TEXT SECTION »
*** Block opens ***
Presti, Carmen Rosa, DNP, RN, ACNP-BC; Sanko, Jill S., PhD, ARNP, CHSE-A

doi: 10.1097/NNE.0000000000000566
Nurse Educator: PDF Only

Background A third of nursing schools use a standardized, end-of-program exit examination requiring minimum passing scores for student progression. Student failures on high-stakes tests have negative implications for students and schools of nursing. Adaptive quizzing has increased grades, graduation rates, and NCLEX-RN passing rates and reduced test anxiety in nursing students.

Purpose To diminish the negative effects of high-stakes testing and increase standardized exit examination scores, an undergraduate nursing program incorporated customized adaptive quizzing for nursing students in their final nursing course before graduation.

Methods End-of-program exit examination scores were compared in a preintervention cohort of students and postintervention cohort assigned individualized adaptive quizzing.
*** Block closes ***
TASK A »
Answer these questions from the nursing exit examination abstract:
(i) What share of nursing schools use a standardized, end-of-program exit examination requiring minimum passing scores?
(ii) In which course did the undergraduate program add customized adaptive quizzing?
(iii) What was compared between the preintervention and postintervention cohorts?
TASK B » Reproduce the nursing exit examination abstract word for word, everything from "Background A third of" down to "in nursing students.".

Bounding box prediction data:
*** Block opens ***
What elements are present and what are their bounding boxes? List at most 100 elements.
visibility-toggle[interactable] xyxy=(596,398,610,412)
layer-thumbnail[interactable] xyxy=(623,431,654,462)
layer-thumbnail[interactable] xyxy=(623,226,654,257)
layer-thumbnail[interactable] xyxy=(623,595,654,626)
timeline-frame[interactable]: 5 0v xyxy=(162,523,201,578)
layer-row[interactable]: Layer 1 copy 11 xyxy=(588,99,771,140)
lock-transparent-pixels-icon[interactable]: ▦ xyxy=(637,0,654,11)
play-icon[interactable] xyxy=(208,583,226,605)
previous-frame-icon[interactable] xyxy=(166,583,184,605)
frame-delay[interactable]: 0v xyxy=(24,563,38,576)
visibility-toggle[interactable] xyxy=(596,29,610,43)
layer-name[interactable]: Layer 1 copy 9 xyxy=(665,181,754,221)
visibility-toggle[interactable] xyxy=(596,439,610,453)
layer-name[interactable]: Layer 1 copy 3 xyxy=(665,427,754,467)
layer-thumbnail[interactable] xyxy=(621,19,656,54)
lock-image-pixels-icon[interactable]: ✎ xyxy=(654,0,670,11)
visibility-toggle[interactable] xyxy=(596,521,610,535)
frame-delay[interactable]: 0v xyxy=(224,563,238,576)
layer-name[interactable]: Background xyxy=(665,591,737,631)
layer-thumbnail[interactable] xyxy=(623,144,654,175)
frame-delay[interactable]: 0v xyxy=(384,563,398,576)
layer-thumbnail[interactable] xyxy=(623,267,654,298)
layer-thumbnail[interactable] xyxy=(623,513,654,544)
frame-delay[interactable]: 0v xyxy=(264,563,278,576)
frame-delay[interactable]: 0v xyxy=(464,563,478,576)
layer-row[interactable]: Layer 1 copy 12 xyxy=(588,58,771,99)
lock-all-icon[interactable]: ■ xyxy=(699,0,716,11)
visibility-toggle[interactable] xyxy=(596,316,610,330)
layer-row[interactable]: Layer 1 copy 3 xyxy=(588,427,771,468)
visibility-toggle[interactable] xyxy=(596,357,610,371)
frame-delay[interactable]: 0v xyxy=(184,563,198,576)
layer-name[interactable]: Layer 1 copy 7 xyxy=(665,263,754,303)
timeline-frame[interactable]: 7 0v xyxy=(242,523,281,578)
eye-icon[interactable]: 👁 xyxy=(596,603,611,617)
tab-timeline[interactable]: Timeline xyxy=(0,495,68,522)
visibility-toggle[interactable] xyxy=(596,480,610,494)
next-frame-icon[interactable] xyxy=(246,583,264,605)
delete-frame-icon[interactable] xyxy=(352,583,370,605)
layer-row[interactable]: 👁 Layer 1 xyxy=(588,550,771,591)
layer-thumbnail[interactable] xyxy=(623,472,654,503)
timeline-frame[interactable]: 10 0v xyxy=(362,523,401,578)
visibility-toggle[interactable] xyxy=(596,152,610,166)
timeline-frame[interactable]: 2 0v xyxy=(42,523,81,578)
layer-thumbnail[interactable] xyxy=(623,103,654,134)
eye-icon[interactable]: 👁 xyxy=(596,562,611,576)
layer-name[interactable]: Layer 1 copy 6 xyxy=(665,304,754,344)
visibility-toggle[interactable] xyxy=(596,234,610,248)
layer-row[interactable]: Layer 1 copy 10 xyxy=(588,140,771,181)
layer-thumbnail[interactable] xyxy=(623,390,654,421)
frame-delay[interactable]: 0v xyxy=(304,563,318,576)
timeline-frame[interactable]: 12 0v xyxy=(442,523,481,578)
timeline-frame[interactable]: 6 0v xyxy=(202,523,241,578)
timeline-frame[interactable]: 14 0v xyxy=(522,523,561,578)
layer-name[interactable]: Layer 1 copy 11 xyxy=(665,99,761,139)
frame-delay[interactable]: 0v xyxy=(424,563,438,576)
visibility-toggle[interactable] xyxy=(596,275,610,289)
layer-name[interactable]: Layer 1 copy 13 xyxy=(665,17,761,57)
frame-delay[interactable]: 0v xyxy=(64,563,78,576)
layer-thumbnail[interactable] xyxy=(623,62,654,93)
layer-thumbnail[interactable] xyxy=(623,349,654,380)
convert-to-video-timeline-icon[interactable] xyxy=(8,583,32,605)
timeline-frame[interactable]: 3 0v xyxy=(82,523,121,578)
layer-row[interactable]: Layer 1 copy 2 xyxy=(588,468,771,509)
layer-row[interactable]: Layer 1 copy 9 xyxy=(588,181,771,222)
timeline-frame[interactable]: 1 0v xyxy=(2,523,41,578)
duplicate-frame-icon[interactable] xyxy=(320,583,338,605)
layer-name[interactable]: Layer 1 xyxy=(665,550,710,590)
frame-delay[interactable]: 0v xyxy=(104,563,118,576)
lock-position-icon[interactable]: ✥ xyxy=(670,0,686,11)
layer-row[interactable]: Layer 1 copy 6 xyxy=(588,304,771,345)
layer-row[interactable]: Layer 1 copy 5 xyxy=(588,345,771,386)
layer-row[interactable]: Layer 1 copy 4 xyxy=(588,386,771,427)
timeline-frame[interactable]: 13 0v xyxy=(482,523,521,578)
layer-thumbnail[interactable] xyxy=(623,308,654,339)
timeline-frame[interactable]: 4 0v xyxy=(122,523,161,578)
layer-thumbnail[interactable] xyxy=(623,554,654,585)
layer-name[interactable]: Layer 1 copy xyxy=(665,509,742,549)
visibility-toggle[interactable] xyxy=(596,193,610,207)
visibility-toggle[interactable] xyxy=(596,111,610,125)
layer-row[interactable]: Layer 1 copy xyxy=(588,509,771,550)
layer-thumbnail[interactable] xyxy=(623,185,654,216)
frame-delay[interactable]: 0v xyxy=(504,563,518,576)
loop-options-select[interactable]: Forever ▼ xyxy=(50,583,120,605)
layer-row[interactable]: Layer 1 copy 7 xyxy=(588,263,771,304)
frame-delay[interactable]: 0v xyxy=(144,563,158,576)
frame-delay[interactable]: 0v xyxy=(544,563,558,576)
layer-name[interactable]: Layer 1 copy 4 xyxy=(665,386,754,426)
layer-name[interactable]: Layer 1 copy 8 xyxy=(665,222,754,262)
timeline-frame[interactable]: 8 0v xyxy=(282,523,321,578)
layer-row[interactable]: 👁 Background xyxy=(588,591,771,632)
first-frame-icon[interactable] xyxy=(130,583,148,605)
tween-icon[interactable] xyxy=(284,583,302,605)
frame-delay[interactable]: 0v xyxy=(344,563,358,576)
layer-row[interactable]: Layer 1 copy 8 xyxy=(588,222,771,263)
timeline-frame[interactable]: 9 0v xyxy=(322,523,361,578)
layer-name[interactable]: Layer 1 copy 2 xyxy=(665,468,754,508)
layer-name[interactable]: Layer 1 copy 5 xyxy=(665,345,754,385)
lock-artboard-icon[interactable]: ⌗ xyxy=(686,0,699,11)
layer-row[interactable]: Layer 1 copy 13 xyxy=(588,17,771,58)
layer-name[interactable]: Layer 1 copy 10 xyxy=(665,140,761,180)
*** Block closes ***
REPLY A »
(i) A third of nursing schools.
(ii) The students' final nursing course before graduation.
(iii) End-of-program exit examination scores.

REPLY B »
Background A third of nursing schools use a standardized, end-of-program exit examination requiring minimum passing scores for student progression. Student failures on high-stakes tests have negative implications for students and schools of nursing. Adaptive quizzing has increased grades, graduation rates, and NCLEX-RN passing rates and reduced test anxiety in nursing students.